EXERCISE:
Beneath this task is a listing; tally its lines that contain "communicatiesysteem" and give only the total.
________________________
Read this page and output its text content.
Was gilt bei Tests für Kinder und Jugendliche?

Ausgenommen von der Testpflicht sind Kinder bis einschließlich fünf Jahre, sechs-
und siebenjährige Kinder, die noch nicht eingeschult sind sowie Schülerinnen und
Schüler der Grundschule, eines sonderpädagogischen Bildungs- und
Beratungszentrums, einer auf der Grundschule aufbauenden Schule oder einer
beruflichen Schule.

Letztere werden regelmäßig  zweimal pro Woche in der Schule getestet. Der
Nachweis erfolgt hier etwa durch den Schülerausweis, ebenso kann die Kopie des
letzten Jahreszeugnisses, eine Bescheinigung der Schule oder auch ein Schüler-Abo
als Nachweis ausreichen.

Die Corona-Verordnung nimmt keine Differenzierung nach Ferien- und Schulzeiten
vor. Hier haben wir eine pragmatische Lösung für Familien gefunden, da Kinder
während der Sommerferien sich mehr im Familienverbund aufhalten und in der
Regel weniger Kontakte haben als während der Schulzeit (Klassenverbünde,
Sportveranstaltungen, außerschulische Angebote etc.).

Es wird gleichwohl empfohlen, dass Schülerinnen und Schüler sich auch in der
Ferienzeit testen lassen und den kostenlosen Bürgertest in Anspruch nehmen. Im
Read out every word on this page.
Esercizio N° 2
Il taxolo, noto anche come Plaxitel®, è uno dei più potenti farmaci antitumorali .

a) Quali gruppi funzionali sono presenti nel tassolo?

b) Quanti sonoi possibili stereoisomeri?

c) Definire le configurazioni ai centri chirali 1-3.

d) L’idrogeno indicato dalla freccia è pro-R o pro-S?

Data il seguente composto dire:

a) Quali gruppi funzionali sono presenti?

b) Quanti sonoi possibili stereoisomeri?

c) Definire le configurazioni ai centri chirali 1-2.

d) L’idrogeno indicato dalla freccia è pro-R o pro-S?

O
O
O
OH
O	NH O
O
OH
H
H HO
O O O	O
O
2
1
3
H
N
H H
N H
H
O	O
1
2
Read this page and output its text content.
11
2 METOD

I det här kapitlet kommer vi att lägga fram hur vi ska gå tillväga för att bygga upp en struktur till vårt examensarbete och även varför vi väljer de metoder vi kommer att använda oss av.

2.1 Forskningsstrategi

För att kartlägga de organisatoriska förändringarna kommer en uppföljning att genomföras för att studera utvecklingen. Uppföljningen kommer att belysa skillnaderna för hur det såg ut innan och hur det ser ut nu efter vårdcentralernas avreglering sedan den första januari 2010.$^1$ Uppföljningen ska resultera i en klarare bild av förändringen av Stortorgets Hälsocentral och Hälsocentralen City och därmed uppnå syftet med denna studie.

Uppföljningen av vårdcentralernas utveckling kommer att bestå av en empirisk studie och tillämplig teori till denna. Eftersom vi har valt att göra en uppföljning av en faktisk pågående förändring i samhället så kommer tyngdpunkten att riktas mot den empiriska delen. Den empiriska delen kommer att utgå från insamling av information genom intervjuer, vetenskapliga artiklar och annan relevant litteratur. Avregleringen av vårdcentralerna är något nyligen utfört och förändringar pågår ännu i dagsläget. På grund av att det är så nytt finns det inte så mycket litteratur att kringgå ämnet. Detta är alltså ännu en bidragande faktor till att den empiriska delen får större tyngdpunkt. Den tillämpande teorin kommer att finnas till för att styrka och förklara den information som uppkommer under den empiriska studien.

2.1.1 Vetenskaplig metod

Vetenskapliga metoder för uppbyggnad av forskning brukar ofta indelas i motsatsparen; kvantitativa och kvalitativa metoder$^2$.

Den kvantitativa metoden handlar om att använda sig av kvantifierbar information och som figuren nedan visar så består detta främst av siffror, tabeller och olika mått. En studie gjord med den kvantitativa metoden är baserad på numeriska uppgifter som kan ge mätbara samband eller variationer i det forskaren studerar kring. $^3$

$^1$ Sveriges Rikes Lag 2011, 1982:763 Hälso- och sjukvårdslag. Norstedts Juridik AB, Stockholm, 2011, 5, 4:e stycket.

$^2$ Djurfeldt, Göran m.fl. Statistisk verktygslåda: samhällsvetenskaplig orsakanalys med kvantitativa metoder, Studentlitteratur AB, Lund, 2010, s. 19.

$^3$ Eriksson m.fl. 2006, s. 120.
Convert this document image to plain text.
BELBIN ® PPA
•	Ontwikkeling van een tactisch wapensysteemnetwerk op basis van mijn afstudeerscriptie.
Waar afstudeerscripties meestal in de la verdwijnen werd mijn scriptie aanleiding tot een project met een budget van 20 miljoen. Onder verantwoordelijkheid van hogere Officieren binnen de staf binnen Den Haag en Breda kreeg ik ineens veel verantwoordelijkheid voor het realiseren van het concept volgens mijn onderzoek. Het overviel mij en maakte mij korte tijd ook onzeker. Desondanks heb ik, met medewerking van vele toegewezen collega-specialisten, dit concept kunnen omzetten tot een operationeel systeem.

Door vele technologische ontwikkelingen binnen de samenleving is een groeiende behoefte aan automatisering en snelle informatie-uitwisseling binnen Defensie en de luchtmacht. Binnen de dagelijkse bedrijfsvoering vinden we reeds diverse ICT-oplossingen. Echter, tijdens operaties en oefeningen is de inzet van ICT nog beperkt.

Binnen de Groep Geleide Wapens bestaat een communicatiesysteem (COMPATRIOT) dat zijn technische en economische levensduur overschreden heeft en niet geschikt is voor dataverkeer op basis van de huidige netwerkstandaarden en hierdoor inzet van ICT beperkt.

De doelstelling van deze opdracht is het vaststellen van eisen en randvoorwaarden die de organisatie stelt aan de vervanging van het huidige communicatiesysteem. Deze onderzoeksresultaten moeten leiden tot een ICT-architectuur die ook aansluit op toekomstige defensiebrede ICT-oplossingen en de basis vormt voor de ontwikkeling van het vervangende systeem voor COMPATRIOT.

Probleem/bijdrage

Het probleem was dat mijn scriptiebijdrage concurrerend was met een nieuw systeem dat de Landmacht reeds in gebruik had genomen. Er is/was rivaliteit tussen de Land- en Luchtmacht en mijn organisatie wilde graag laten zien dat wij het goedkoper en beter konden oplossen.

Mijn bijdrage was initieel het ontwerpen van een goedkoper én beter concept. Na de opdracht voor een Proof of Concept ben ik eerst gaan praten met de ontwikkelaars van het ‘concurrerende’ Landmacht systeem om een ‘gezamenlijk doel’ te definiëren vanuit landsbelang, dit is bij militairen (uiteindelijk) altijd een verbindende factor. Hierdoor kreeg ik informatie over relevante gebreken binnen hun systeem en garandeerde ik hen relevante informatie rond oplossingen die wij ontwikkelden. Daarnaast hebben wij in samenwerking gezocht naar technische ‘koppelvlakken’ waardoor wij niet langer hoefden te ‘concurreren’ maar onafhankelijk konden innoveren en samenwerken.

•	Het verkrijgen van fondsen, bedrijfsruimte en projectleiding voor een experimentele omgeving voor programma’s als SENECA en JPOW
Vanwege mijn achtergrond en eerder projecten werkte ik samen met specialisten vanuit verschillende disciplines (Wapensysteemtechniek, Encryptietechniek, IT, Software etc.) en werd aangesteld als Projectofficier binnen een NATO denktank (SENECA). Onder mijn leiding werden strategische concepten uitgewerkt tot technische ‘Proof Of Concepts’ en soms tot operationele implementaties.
________________________
EXERCISE OUTPUT:
2